> [PROBLEM STATEMENT] Tally up the lines below that include the word "dòng". Answer with the number alone.

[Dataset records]
* * * * *

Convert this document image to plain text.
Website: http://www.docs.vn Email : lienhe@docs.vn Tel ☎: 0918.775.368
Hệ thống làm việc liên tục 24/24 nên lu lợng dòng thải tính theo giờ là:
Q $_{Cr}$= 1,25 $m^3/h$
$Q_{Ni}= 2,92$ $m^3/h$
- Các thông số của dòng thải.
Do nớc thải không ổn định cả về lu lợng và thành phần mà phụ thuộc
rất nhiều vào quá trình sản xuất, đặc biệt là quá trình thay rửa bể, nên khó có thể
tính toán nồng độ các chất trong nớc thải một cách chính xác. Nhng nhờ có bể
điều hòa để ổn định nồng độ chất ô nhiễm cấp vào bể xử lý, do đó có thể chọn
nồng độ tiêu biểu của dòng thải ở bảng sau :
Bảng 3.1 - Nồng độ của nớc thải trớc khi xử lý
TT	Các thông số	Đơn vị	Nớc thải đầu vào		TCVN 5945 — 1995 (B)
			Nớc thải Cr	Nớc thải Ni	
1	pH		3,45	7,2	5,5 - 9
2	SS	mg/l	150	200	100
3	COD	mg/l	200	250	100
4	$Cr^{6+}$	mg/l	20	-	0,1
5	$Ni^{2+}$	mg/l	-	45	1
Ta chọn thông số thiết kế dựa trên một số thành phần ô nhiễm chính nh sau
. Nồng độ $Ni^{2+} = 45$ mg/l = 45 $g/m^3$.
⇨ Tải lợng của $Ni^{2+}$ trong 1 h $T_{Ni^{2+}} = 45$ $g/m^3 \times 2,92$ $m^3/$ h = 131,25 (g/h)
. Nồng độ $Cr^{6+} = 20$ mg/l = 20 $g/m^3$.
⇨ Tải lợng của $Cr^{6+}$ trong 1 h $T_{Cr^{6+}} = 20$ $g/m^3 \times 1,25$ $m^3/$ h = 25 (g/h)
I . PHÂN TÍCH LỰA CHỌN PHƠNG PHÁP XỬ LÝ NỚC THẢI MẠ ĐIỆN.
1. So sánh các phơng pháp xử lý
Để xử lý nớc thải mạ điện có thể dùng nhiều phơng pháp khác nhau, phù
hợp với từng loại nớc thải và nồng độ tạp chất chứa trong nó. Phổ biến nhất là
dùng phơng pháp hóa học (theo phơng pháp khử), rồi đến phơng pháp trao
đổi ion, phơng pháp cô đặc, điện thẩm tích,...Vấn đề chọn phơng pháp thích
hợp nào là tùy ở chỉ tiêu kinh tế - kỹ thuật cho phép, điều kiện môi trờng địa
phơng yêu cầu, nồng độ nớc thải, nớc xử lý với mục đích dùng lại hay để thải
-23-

* * * * *

> [RESULT OF THIS TASK] 3